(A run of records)
###

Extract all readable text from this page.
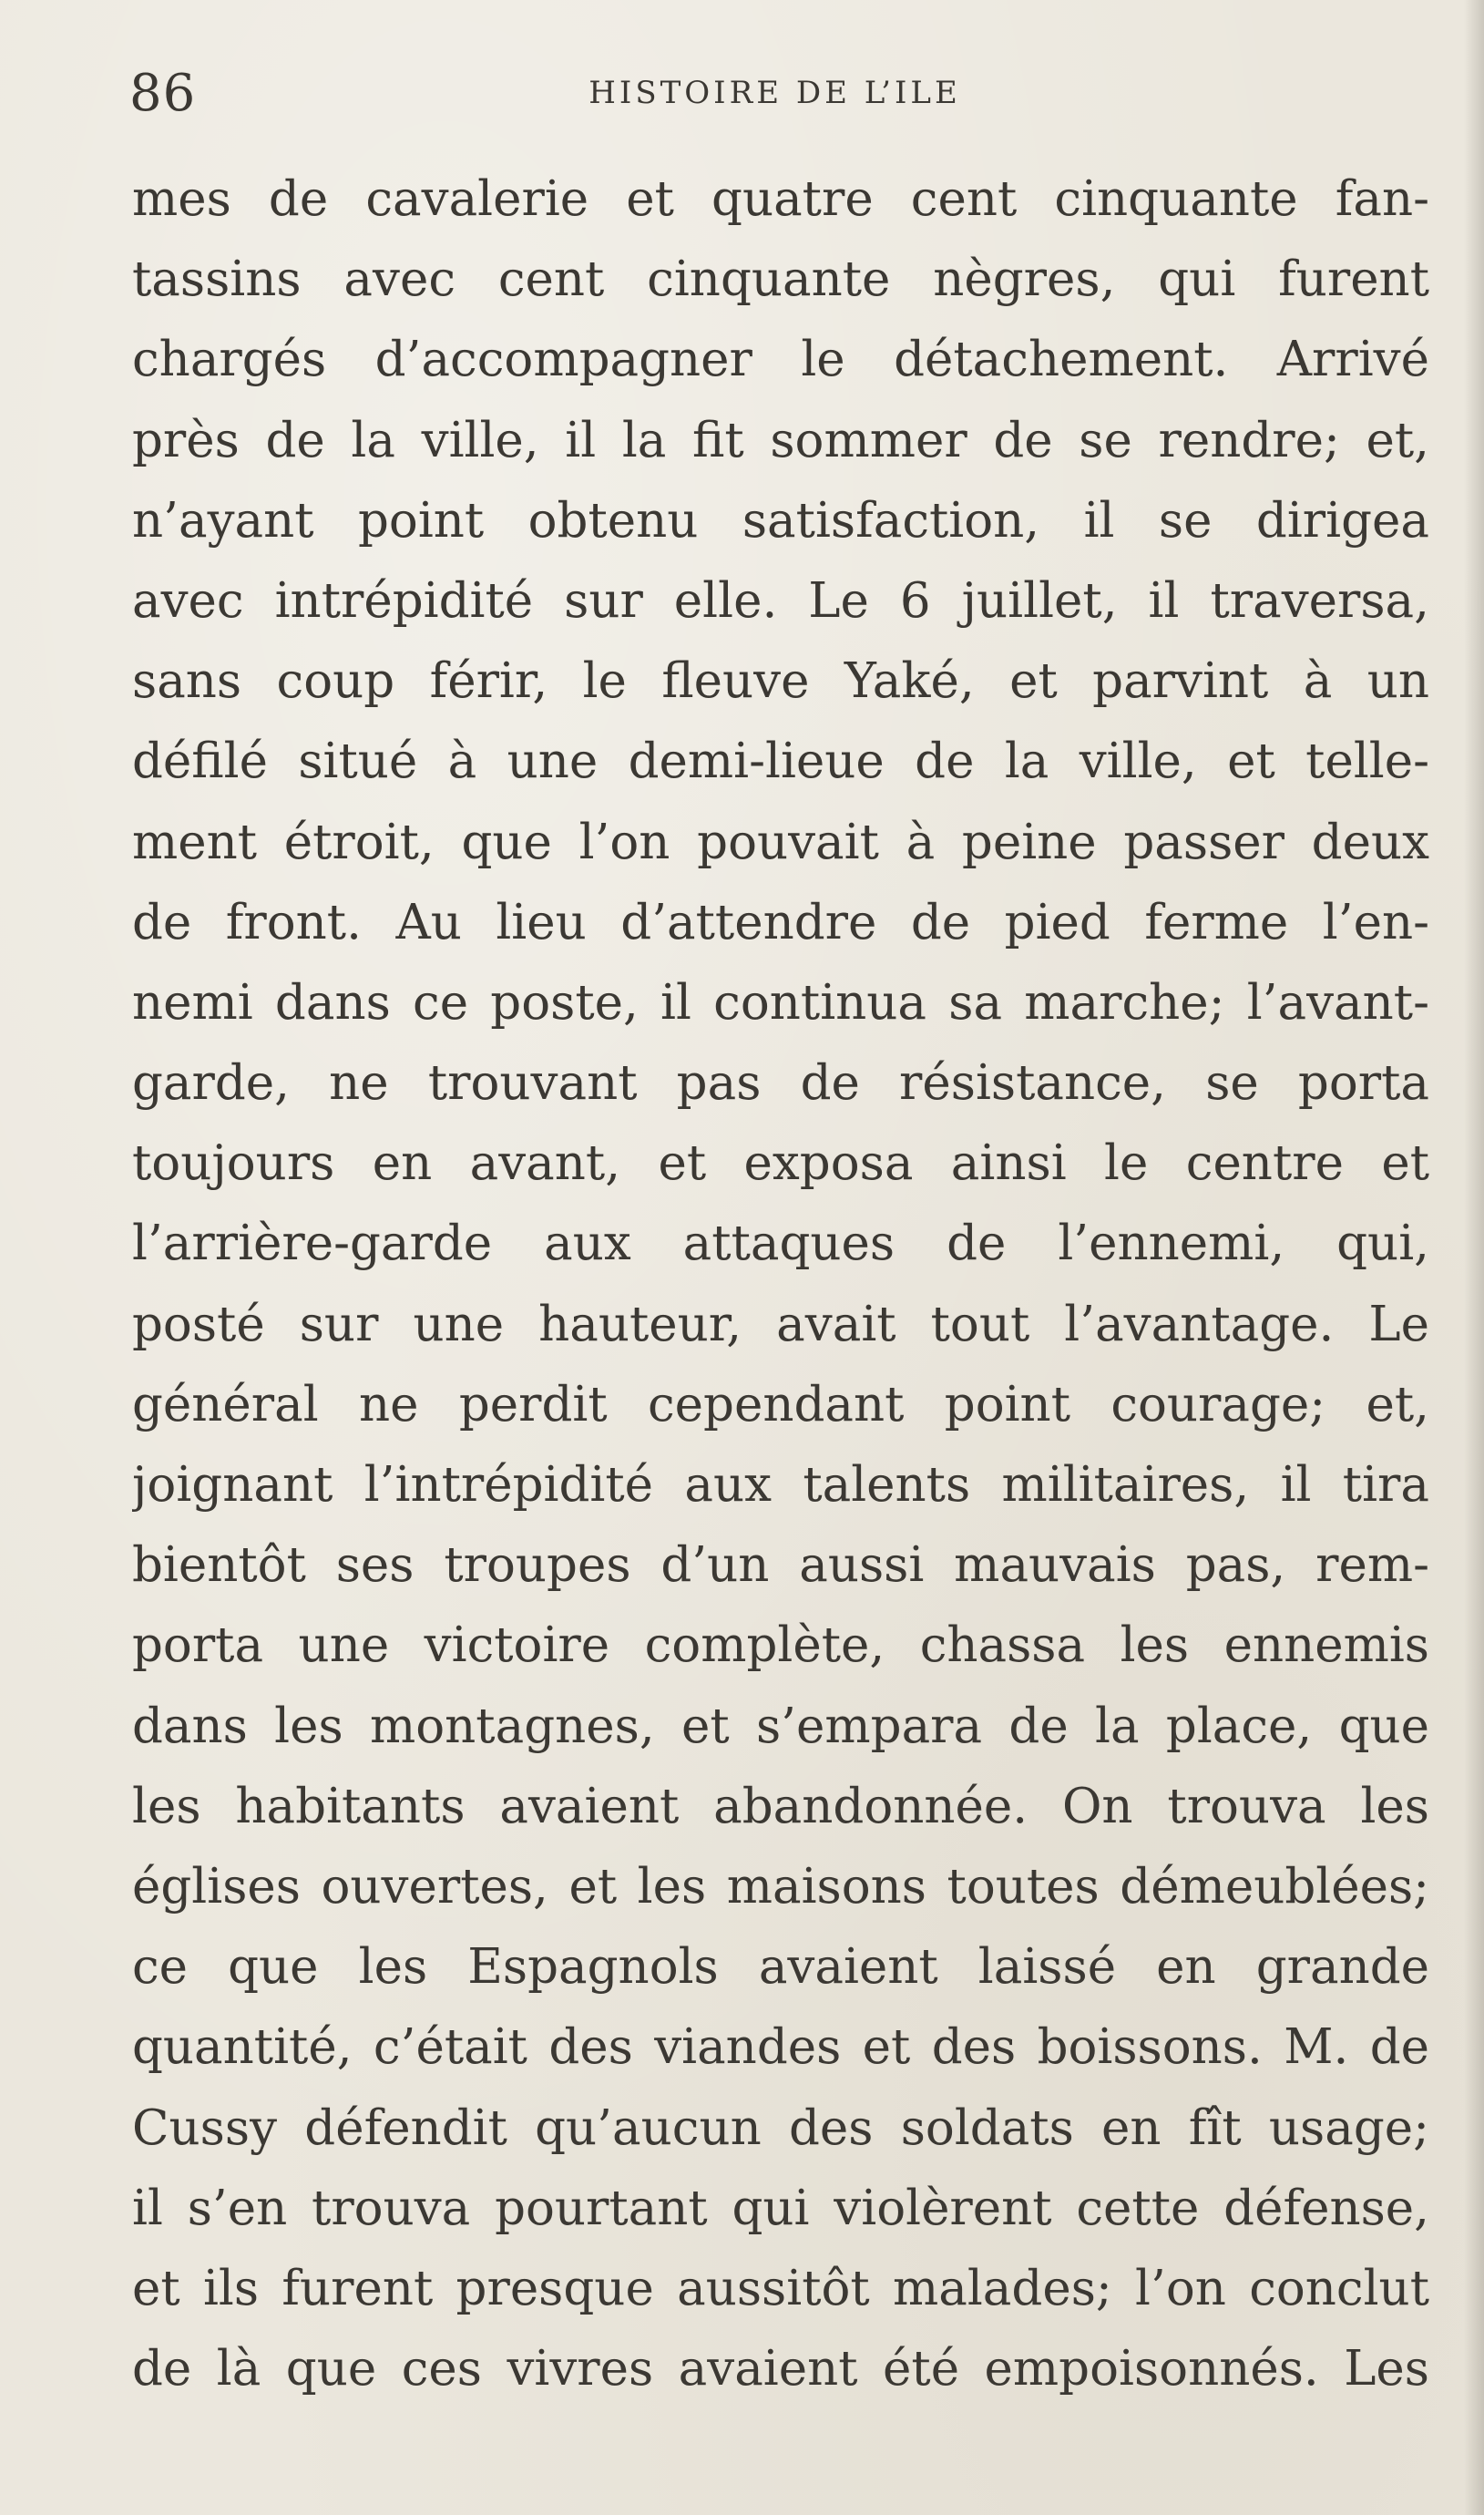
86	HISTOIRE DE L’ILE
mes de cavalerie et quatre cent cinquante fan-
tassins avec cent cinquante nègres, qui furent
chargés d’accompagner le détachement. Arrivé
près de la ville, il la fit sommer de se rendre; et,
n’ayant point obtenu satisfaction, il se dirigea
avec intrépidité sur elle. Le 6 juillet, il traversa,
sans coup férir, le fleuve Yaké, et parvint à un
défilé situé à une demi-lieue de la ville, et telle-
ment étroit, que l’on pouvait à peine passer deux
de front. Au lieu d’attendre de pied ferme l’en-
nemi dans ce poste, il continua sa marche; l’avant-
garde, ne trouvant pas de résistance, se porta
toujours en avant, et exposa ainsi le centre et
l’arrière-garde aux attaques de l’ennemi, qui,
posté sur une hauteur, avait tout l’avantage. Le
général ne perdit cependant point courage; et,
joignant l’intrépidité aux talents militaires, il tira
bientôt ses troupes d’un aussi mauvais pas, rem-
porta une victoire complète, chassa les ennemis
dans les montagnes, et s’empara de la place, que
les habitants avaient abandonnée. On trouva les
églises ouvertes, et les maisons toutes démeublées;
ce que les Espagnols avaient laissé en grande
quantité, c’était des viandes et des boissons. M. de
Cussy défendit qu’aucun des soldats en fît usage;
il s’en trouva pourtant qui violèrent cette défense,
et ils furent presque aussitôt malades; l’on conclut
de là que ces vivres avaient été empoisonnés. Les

###

* [Prompt]
Write out the full listing verbatim, excluding its pictures.

* [Task output]
Extract all readable text from this page.
86	HISTOIRE DE L’ILE
mes de cavalerie et quatre cent cinquante fan-
tassins avec cent cinquante nègres, qui furent
chargés d’accompagner le détachement. Arrivé
près de la ville, il la fit sommer de se rendre; et,
n’ayant point obtenu satisfaction, il se dirigea
avec intrépidité sur elle. Le 6 juillet, il traversa,
sans coup férir, le fleuve Yaké, et parvint à un
défilé situé à une demi-lieue de la ville, et telle-
ment étroit, que l’on pouvait à peine passer deux
de front. Au lieu d’attendre de pied ferme l’en-
nemi dans ce poste, il continua sa marche; l’avant-
garde, ne trouvant pas de résistance, se porta
toujours en avant, et exposa ainsi le centre et
l’arrière-garde aux attaques de l’ennemi, qui,
posté sur une hauteur, avait tout l’avantage. Le
général ne perdit cependant point courage; et,
joignant l’intrépidité aux talents militaires, il tira
bientôt ses troupes d’un aussi mauvais pas, rem-
porta une victoire complète, chassa les ennemis
dans les montagnes, et s’empara de la place, que
les habitants avaient abandonnée. On trouva les
églises ouvertes, et les maisons toutes démeublées;
ce que les Espagnols avaient laissé en grande
quantité, c’était des viandes et des boissons. M. de
Cussy défendit qu’aucun des soldats en fît usage;
il s’en trouva pourtant qui violèrent cette défense,
et ils furent presque aussitôt malades; l’on conclut
de là que ces vivres avaient été empoisonnés. Les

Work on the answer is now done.